### AUFGABENSTELLUNG
1 > Beantworten Sie anhand des Textes über den Vertrag zwischen der Stadt Hanau und dem Main-Kinzig-Kreis die folgenden Fragen:
(a) Von wem wurde der Vertrag erarbeitet?
(b) Bis wann übernimmt der Kreis die Entsorgung und Verwertung von Rest- und Sperrmüll aus der Stadt Hanau?
(c) Welche weiteren Abfallarten werden beispielhaft genannt?
2 > Setzen Sie den Text über den Vertrag zwischen der Stadt Hanau und dem Main-Kinzig-Kreis im Anschluss an seinen letzten Satz fort.

━━━ VORLIEGENDER TEXT

Hier die wesentlichen Punkte und Ergebnisse des Vertrages, der von einer gemeinsamen Kommission aus Vertretungen der politischen Gremien und der Verwaltungen von Stadt und Kreis erarbeitet wurde (einzelne Punkte werden in Anlagen zusätzlich detailliert geregelt):
 

Abfallwirtschaft / Aufgaben

Der Main-Kinzig-Kreis übernimmt ab dem Auskreisungstag die Entsorgung und Verwertung von Rest- und Sperrmüll aus der Stadt Hanau bis zum voraussichtlichen Ende des bisherigen Entsorgungsvertrages des Kreises im Mai 2030.
Außerdem übernimmt der Kreis – teilweise befristet – die Entsorgung und Verwertung diverser weitere Abfallarten, z.B. Bioabfälle, Papier, Bauschutt und Erdaushub von der Stadt Hanau.

━━━━━━
━━━ ERFASSTE DATENSÄTZE

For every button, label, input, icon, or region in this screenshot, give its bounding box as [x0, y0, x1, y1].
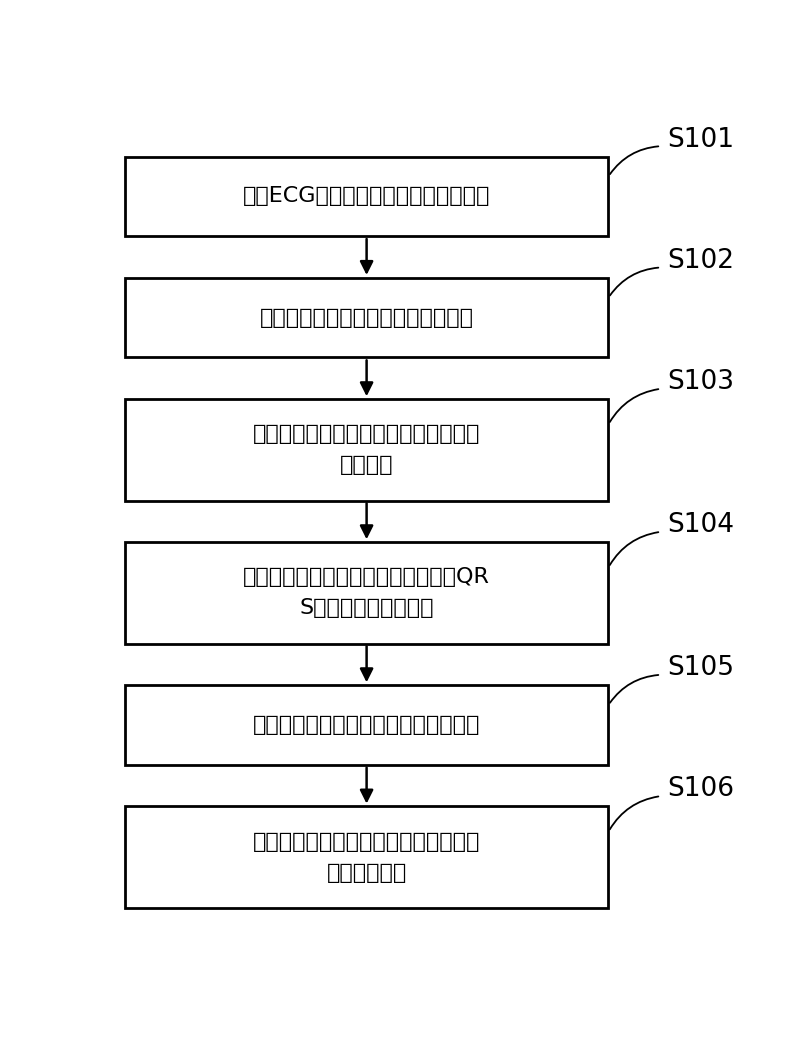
Text: S101: S101 — [667, 127, 734, 153]
Text: S104: S104 — [667, 512, 734, 538]
Text: 对采集到的心电信号进行去干扰处理: 对采集到的心电信号进行去干扰处理 — [259, 307, 474, 328]
Text: S106: S106 — [667, 776, 734, 802]
FancyArrowPatch shape — [610, 146, 658, 174]
Text: 对去基线漂移处理后的心电信号进行QR: 对去基线漂移处理后的心电信号进行QR — [243, 567, 490, 588]
Bar — [125, 400, 608, 500]
Text: 对去干扰处理后的心电信号进行去基线: 对去干扰处理后的心电信号进行去基线 — [253, 425, 480, 444]
Bar — [125, 542, 608, 644]
Text: 远程监护终端: 远程监护终端 — [326, 863, 406, 882]
Text: S102: S102 — [667, 248, 734, 274]
Bar — [125, 157, 608, 237]
Text: S103: S103 — [667, 370, 734, 395]
Text: 将异常的心电信号通过远程传输传送给: 将异常的心电信号通过远程传输传送给 — [253, 831, 480, 851]
Text: 利用ECG用户终端采集用户的心电信号: 利用ECG用户终端采集用户的心电信号 — [243, 187, 490, 207]
FancyArrowPatch shape — [610, 796, 658, 829]
FancyArrowPatch shape — [610, 675, 658, 703]
Bar — [125, 685, 608, 765]
Bar — [125, 807, 608, 908]
FancyArrowPatch shape — [610, 268, 658, 296]
Bar — [125, 278, 608, 357]
Text: 漂移处理: 漂移处理 — [340, 456, 394, 475]
Text: S波的检测与定位处理: S波的检测与定位处理 — [299, 599, 434, 619]
FancyArrowPatch shape — [610, 389, 658, 422]
FancyArrowPatch shape — [610, 532, 658, 565]
Text: 对处理后的心电信号进行心率自动分析: 对处理后的心电信号进行心率自动分析 — [253, 715, 480, 735]
Text: S105: S105 — [667, 655, 734, 681]
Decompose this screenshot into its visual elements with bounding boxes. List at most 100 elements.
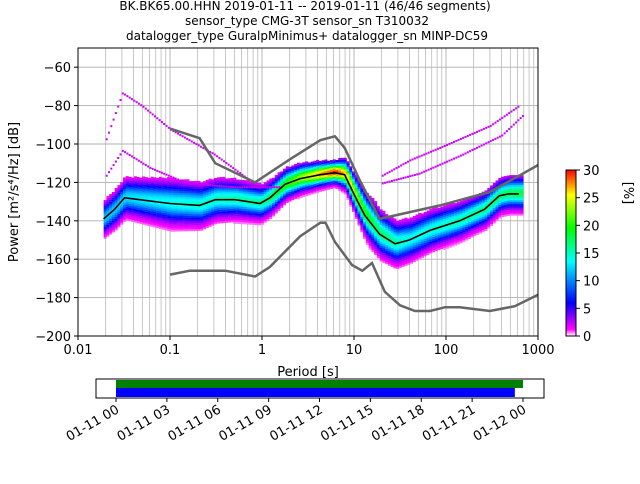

━━━━━━

### LÖSUNGEN
1 >
(a) Von einer gemeinsamen Kommission aus Vertretungen der politischen Gremien und der Verwaltungen von Stadt und Kreis.
(b) Bis zum voraussichtlichen Ende des bisherigen Entsorgungsvertrages des Kreises im Mai 2030.
(c) Bioabfälle, Papier, Bauschutt und Erdaushub.

2 >
 

Abfallwirtschaft / Deponie

Die Stadt Hanau ist verpflichtet, sich an den Stilllegungs- und Nachsorgekosten der gemeinsamen ehemaligen Mülldeponien zu beteiligen (mit 42,99% an den Restmülldeponien und 15,37% an der Erd- und Bauschuttdeponie). Dies gilt ebenso für die nachsorgenahen Kosten der Infrastruktur mit einem jährlichen Betrag in Höhe von 1,1 Mio.€, der ab 2030 zahlbar ist.
 
 Gesundheitswesen

Hessenkasse

Die Stadt Hanau erstattet dem Main-Kinzig-Kreis für das Jahr 2026 einen Anteil an den Beiträgen zum Sondervermögen “Hessenkannst” in Höhe von 575.190 Euro.
 
 Nebenkosten

Die Stadt Hanau beteiligt sich zu 50% an den Beratungskosten, die dem Main-Kinzig-Kreis im Rahmen des Grenzänderungsvertrages angefallen sind, zum Beispiel die Kosten für Rechtsgutachten. Die zu zahlende Summe beläuft sich zum aktuellen Zeitpunkt auf ca. 380.000 €, diese kann sich im Zuge des weiteren Prozesses aber noch etwas erhöhen.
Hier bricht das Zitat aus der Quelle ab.